- [Aim]
Take each line containing the word "Mirror" and copy it.

- [Data shown]
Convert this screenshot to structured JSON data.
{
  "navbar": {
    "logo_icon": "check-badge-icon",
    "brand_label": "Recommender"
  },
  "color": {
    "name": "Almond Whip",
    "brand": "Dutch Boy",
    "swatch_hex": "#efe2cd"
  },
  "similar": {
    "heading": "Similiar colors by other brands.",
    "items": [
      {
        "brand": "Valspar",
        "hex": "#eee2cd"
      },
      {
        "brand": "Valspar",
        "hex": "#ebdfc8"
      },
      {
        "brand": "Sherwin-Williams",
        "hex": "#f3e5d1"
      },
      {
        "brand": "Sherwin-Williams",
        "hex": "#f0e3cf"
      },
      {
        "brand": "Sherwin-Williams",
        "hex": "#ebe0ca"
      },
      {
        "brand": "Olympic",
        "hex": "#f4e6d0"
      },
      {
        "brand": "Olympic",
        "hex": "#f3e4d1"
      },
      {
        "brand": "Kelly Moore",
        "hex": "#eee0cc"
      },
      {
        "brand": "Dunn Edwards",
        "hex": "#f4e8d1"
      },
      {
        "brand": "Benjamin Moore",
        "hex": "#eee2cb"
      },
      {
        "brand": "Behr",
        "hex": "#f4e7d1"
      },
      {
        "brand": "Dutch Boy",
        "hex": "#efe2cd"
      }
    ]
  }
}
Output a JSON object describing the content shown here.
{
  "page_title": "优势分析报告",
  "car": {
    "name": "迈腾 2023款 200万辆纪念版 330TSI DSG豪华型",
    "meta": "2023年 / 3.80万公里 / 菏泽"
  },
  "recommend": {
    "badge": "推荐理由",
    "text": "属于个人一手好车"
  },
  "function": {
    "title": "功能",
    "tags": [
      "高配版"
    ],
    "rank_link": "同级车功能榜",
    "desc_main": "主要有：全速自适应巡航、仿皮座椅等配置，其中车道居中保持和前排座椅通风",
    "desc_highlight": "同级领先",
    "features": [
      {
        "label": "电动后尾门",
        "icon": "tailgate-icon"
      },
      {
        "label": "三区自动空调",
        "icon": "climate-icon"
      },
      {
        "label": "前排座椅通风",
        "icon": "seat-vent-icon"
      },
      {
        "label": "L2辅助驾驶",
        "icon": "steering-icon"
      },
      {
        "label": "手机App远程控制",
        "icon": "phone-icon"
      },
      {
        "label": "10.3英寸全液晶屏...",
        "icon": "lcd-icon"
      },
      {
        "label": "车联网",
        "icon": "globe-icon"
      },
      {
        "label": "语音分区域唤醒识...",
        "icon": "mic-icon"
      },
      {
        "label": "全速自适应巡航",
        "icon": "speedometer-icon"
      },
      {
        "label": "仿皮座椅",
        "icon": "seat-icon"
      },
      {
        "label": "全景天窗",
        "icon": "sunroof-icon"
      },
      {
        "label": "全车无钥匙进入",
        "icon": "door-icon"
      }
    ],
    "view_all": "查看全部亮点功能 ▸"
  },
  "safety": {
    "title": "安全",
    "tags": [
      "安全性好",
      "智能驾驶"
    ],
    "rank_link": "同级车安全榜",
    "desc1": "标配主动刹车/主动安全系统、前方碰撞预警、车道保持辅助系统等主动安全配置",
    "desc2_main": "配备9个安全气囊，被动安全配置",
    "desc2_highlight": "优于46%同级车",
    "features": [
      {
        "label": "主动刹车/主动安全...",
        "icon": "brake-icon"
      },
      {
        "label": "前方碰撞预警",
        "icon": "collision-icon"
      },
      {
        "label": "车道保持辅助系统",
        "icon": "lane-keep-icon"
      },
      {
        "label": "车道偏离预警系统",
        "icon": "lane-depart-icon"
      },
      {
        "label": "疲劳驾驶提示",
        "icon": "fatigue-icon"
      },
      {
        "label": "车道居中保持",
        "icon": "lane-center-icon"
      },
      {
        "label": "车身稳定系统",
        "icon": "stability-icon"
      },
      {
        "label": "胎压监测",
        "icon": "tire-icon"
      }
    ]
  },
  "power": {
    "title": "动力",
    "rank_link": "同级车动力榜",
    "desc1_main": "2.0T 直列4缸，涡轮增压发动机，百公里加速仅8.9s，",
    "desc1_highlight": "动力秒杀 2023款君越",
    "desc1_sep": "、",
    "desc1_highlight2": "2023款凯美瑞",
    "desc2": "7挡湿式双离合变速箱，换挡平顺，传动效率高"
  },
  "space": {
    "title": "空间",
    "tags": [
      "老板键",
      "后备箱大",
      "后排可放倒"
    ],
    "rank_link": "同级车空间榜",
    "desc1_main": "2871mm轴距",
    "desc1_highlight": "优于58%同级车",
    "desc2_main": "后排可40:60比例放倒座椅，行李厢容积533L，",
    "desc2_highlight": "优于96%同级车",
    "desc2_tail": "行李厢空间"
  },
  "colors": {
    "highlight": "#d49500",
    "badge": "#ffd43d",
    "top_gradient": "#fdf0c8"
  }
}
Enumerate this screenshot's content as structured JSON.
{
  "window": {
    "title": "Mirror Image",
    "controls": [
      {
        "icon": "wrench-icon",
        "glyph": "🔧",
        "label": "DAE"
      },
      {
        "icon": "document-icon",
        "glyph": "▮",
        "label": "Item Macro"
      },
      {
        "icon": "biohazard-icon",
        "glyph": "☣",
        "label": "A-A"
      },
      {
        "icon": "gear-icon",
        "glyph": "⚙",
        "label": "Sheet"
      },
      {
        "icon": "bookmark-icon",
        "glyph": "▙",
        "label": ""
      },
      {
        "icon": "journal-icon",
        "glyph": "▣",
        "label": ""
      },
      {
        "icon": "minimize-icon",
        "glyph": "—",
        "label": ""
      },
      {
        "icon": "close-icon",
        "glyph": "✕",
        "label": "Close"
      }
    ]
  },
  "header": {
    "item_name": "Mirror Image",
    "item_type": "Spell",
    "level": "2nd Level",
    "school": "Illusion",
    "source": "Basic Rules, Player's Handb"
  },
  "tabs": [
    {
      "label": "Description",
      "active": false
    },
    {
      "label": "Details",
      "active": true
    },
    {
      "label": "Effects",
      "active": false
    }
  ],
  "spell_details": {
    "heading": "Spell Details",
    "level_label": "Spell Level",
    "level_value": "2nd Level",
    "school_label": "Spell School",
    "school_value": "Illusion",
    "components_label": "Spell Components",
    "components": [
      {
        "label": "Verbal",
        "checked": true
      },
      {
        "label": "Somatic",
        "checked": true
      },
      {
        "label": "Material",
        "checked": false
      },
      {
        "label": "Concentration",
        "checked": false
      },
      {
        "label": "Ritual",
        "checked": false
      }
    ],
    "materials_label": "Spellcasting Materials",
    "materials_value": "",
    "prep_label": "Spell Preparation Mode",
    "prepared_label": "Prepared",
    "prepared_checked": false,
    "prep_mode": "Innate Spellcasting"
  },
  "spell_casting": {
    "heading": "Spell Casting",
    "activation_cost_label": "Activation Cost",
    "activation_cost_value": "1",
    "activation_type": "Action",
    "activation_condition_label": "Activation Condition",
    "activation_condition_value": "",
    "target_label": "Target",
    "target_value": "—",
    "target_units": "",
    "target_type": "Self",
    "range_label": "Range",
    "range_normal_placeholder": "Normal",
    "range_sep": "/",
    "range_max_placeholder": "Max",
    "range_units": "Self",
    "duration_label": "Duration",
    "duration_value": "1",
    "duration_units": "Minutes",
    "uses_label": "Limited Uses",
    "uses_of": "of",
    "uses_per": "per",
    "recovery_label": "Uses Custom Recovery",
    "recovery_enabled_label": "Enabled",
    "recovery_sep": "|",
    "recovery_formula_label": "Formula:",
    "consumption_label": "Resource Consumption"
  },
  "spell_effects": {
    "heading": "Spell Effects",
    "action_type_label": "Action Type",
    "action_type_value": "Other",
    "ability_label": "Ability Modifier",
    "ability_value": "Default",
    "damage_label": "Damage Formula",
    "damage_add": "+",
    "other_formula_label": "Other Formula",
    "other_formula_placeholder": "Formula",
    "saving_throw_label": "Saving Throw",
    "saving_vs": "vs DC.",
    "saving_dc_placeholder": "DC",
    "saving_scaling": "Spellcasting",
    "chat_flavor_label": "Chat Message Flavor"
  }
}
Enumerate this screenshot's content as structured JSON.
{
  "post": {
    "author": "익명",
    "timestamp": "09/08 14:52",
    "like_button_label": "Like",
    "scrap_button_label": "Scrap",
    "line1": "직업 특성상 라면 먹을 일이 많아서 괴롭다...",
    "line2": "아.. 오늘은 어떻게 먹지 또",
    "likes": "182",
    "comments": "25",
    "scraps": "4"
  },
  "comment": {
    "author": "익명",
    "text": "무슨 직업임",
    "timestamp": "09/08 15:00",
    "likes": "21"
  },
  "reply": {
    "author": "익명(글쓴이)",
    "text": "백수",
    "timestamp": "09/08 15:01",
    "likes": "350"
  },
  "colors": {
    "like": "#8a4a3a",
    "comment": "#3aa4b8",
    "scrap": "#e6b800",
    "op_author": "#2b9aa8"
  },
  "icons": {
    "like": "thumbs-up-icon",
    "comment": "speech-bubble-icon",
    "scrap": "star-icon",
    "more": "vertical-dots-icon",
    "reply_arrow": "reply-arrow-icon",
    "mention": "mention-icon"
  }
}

- [Exercise solution]
    "title": "Mirror Image",
    "item_name": "Mirror Image",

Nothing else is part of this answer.